--- Start EXTRACTED MATERIAL ---

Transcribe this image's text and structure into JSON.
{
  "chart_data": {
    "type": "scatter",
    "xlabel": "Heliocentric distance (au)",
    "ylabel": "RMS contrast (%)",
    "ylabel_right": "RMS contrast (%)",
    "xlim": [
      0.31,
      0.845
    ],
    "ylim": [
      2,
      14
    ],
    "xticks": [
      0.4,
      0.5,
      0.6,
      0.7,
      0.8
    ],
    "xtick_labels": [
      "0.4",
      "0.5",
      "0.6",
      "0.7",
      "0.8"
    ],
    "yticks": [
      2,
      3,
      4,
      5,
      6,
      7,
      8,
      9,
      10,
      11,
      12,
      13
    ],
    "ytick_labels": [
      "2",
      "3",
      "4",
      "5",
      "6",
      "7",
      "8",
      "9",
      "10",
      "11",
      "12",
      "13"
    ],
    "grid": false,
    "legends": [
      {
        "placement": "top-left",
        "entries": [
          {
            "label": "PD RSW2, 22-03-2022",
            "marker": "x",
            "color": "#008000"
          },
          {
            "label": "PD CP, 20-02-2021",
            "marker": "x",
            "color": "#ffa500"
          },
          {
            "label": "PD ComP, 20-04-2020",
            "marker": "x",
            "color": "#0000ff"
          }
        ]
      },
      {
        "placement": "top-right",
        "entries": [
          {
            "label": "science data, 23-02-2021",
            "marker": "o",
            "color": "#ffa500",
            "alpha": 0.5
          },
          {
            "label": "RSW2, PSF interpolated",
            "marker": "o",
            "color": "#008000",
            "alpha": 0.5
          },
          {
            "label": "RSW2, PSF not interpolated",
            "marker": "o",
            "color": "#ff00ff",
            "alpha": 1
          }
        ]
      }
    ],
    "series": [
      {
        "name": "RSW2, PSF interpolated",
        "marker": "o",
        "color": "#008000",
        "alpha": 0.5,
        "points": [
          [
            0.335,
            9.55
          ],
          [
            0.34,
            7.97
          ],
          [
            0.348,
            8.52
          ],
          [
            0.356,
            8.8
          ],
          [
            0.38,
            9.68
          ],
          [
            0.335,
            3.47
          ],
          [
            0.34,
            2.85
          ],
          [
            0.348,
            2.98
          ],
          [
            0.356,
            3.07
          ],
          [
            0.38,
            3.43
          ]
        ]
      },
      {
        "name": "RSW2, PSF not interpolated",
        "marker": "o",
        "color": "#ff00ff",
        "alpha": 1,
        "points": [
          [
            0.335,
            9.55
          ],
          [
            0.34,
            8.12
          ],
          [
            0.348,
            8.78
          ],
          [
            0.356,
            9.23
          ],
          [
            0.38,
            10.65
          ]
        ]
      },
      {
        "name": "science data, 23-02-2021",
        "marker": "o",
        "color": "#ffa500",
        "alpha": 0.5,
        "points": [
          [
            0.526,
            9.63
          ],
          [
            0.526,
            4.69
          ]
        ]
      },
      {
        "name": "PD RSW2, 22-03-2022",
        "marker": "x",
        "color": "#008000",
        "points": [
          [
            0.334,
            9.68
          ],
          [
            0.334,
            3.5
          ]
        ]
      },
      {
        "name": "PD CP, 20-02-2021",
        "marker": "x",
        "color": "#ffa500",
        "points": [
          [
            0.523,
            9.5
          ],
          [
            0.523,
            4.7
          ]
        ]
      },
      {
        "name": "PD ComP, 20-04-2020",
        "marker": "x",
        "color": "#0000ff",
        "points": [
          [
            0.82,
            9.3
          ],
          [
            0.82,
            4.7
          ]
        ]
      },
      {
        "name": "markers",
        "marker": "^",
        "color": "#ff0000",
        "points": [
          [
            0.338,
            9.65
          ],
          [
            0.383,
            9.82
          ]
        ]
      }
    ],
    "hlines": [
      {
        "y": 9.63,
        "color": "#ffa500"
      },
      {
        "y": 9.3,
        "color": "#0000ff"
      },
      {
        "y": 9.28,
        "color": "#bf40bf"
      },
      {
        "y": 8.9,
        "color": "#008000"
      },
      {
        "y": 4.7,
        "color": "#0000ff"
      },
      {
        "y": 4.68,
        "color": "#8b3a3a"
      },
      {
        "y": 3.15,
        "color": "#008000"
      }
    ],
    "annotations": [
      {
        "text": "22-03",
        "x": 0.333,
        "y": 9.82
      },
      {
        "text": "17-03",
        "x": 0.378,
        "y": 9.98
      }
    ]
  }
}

--- End EXTRACTED MATERIAL ---

__SHORT PROBLEM__
Write down only how many lines in the listing contain the word "contrast".

__EXPECTED ANSWER__
2